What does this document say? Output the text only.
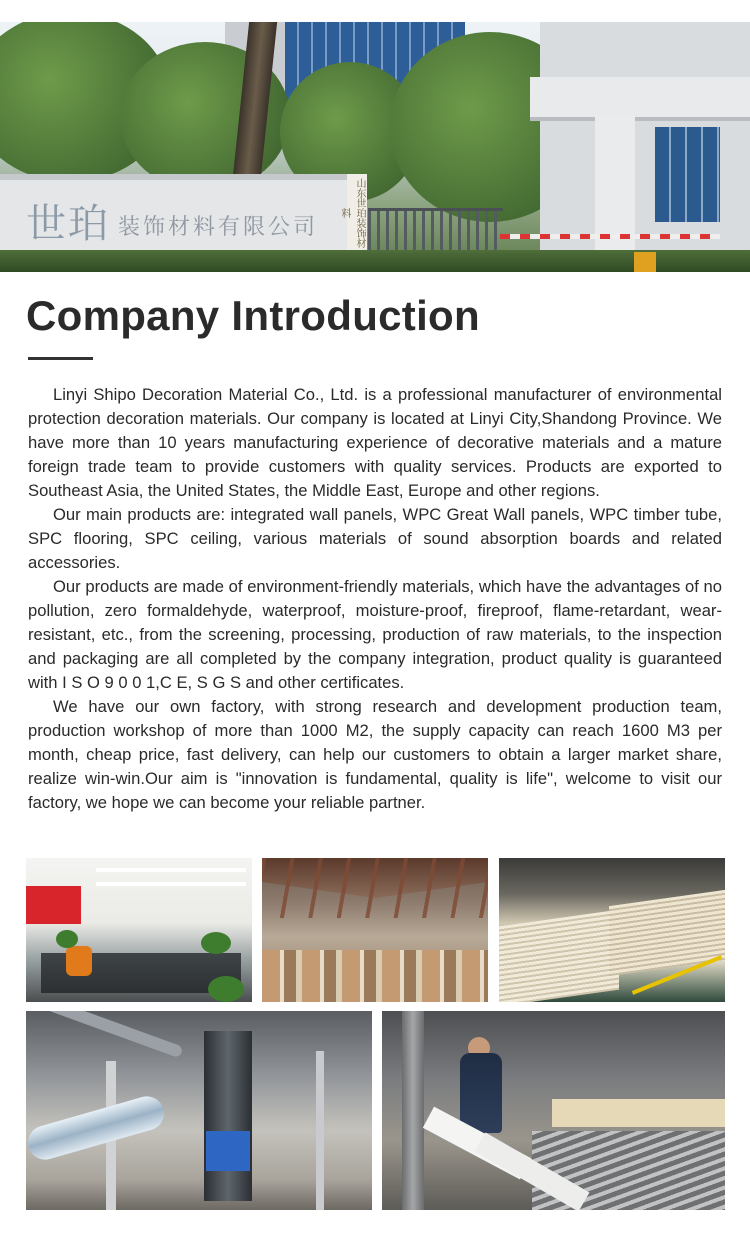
世珀 装饰材料有限公司	山东世珀装饰材料
Company Introduction

Linyi Shipo Decoration Material Co., Ltd. is a professional manufacturer of environmental protection decoration materials. Our company is located at Linyi City,Shandong Province. We have more than 10 years manufacturing experience of decorative materials and a mature foreign trade team to provide customers with quality services. Products are exported to Southeast Asia, the United States, the Middle East, Europe and other regions.

Our main products are: integrated wall panels, WPC Great Wall panels, WPC timber tube, SPC flooring, SPC ceiling, various materials of sound absorption boards and related accessories.

Our products are made of environment-friendly materials, which have the advantages of no pollution, zero formaldehyde, waterproof, moisture-proof, fireproof, flame-retardant, wear-resistant, etc., from the screening, processing, production of raw materials, to the inspection and packaging are all completed by the company integration, product quality is guaranteed with I S O 9 0 0 1,C E, S G S and other certificates.

We have our own factory, with strong research and development production team, production workshop of more than 1000 M2, the supply capacity can reach 1600 M3 per month, cheap price, fast delivery, can help our customers to obtain a larger market share, realize win-win.Our aim is "innovation is fundamental, quality is life", welcome to visit our factory, we hope we can become your reliable partner.
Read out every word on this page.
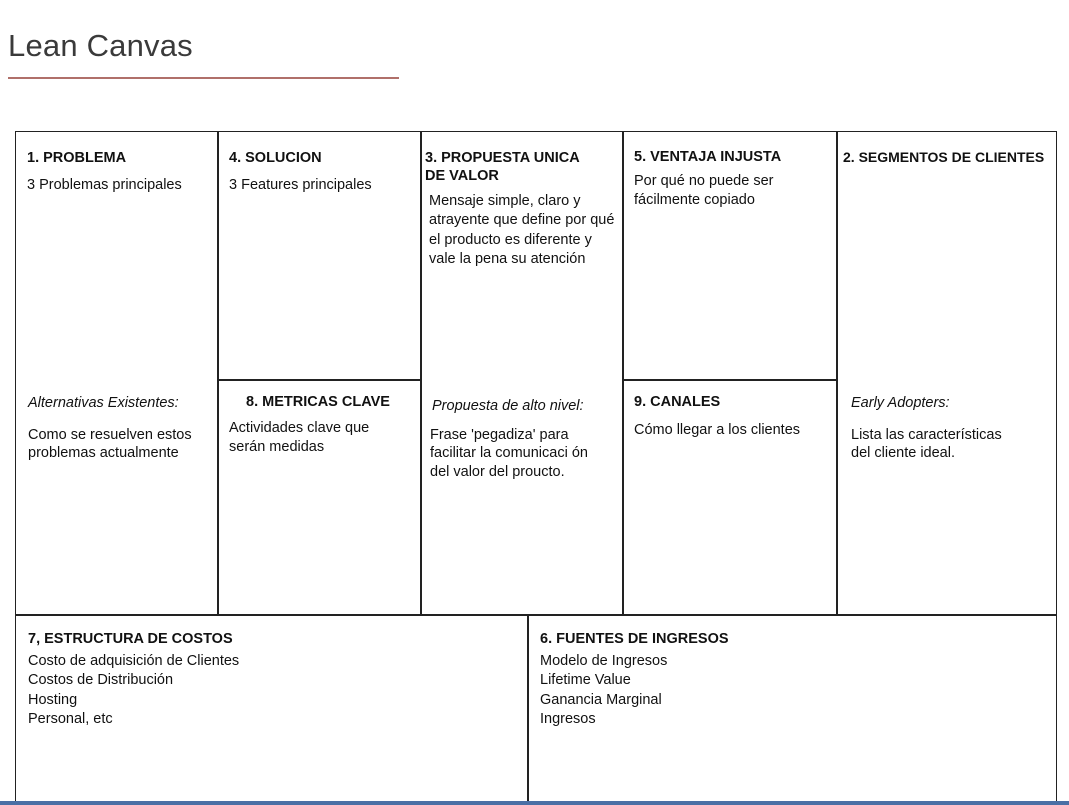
Lean Canvas
1. PROBLEMA
3 Problemas principales
Alternativas Existentes:
Como se resuelven estos
problemas actualmente
4. SOLUCION
3 Features principales
8. METRICAS CLAVE
Actividades clave que
serán medidas
3. PROPUESTA UNICA
DE VALOR
Mensaje simple, claro y
atrayente que define por qué
el producto es diferente y
vale la pena su atención
Propuesta de alto nivel:
Frase 'pegadiza' para
facilitar la comunicaci ón
del valor del proucto.
5. VENTAJA INJUSTA
Por qué no puede ser
fácilmente copiado
9. CANALES
Cómo llegar a los clientes
2. SEGMENTOS DE CLIENTES
Early Adopters:
Lista las características
del cliente ideal.
7, ESTRUCTURA DE COSTOS
Costo de adquisición de Clientes
Costos de Distribución
Hosting
Personal, etc
6. FUENTES DE INGRESOS
Modelo de Ingresos
Lifetime Value
Ganancia Marginal
Ingresos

[What is expected]:
Collect each line above holding the string "materials".

[Result of this task]:
Linyi Shipo Decoration Material Co., Ltd. is a professional manufacturer of environmental protection decoration materials. Our company is located at Linyi City,Shandong Province. We have more than 10 years manufacturing experience of decorative materials and a mature foreign trade team to provide customers with quality services. Products are exported to Southeast Asia, the United States, the Middle East, Europe and other regions.
Our main products are: integrated wall panels, WPC Great Wall panels, WPC timber tube, SPC flooring, SPC ceiling, various materials of sound absorption boards and related accessories.
Our products are made of environment-friendly materials, which have the advantages of no pollution, zero formaldehyde, waterproof, moisture-proof, fireproof, flame-retardant, wear-resistant, etc., from the screening, processing, production of raw materials, to the inspection and packaging are all completed by the company integration, product quality is guaranteed with I S O 9 0 0 1,C E, S G S and other certificates.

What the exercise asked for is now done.